**** Information given ****
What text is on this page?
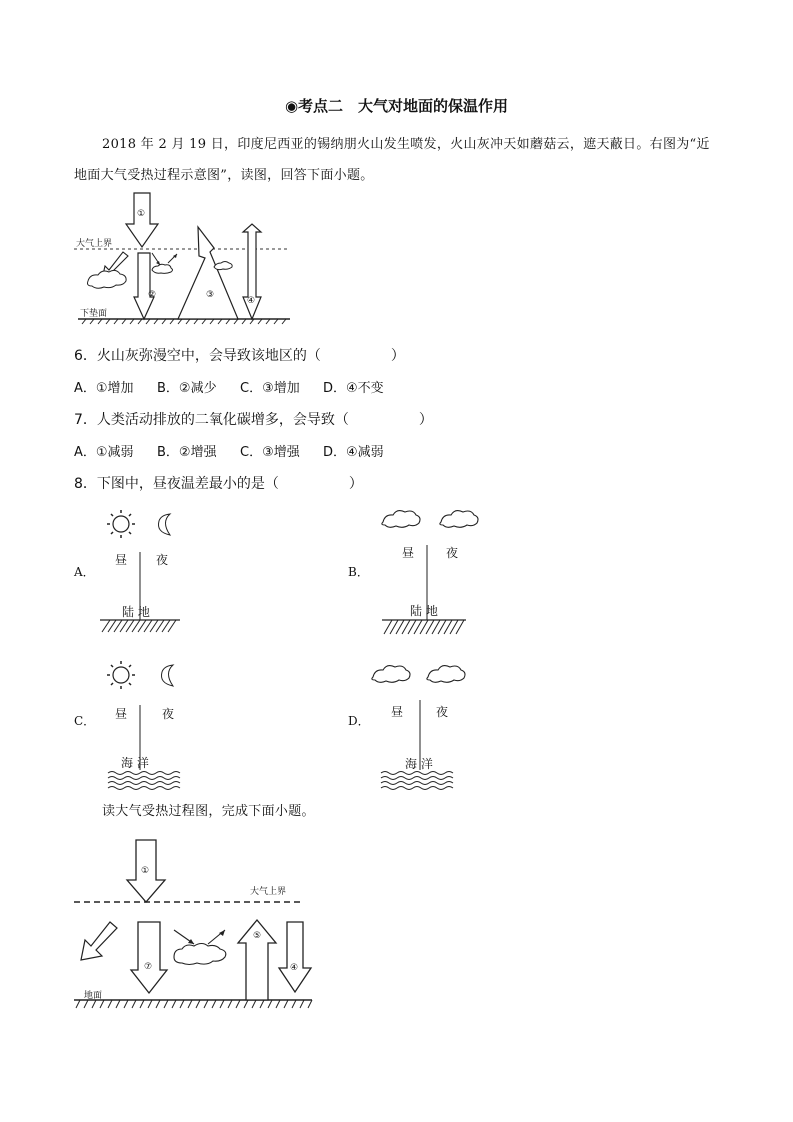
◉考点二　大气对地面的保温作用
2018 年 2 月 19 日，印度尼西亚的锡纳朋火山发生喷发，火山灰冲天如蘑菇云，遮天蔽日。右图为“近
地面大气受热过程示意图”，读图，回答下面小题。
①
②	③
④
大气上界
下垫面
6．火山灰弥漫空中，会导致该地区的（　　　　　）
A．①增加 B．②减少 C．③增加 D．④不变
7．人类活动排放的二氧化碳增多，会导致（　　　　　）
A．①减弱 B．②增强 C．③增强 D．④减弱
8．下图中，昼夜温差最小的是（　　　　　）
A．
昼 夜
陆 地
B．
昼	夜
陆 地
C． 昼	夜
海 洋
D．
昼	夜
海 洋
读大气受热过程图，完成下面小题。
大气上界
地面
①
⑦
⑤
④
****
Brief: The records above are to be reproduced exactly; the pictures are to be left out.

Solution for this task:
What text is on this page?
◉考点二　大气对地面的保温作用
2018 年 2 月 19 日，印度尼西亚的锡纳朋火山发生喷发，火山灰冲天如蘑菇云，遮天蔽日。右图为“近
地面大气受热过程示意图”，读图，回答下面小题。
①
②	③
④
大气上界
下垫面
6．火山灰弥漫空中，会导致该地区的（　　　　　）
A．①增加 B．②减少 C．③增加 D．④不变
7．人类活动排放的二氧化碳增多，会导致（　　　　　）
A．①减弱 B．②增强 C．③增强 D．④减弱
8．下图中，昼夜温差最小的是（　　　　　）
A．
昼 夜
陆 地
B．
昼	夜
陆 地
C． 昼	夜
海 洋
D．
昼	夜
海 洋
读大气受热过程图，完成下面小题。
大气上界
地面
①
⑦
⑤
④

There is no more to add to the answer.